Dataset records:
"""

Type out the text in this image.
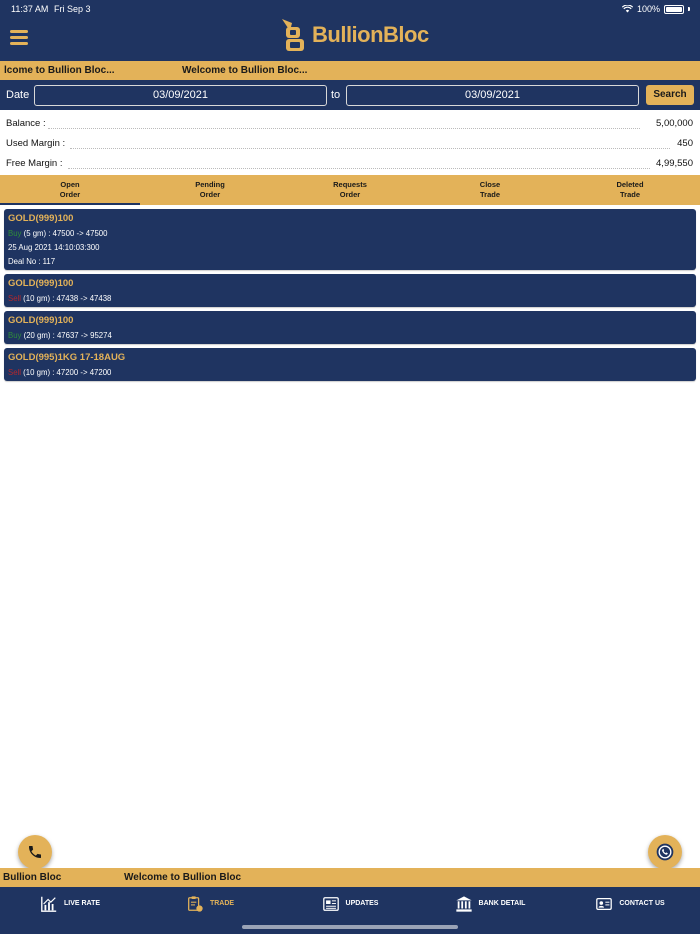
11:37 AM Fri Sep 3	100%
BullionBloc
lcome to Bullion Bloc...	Welcome to Bullion Bloc...
Date	03/09/2021	to	03/09/2021	Search
Balance :	5,00,000
Used Margin :	450
Free Margin :	4,99,550
Open
Order
Pending
Order
Requests
Order
Close
Trade
Deleted
Trade
GOLD(999)100
Buy (5 gm) : 47500 -> 47500
25 Aug 2021 14:10:03:300
Deal No : 117
GOLD(999)100
Sell (10 gm) : 47438 -> 47438
GOLD(999)100
Buy (20 gm) : 47637 -> 95274
GOLD(995)1KG 17-18AUG
Sell (10 gm) : 47200 -> 47200
Bullion Bloc	Welcome to Bullion Bloc
LIVE RATE	TRADE	UPDATES	BANK DETAIL	CONTACT US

"""

WHAT TO PRODUCE: Copy out each line word for word, please, skipping the images.

REPLY:
Type out the text in this image.
11:37 AM Fri Sep 3	100%
BullionBloc
lcome to Bullion Bloc...	Welcome to Bullion Bloc...
Date	03/09/2021	to	03/09/2021	Search
Balance :	5,00,000
Used Margin :	450
Free Margin :	4,99,550
Open
Order
Pending
Order
Requests
Order
Close
Trade
Deleted
Trade
GOLD(999)100
Buy (5 gm) : 47500 -> 47500
25 Aug 2021 14:10:03:300
Deal No : 117
GOLD(999)100
Sell (10 gm) : 47438 -> 47438
GOLD(999)100
Buy (20 gm) : 47637 -> 95274
GOLD(995)1KG 17-18AUG
Sell (10 gm) : 47200 -> 47200
Bullion Bloc	Welcome to Bullion Bloc
LIVE RATE	TRADE	UPDATES	BANK DETAIL	CONTACT US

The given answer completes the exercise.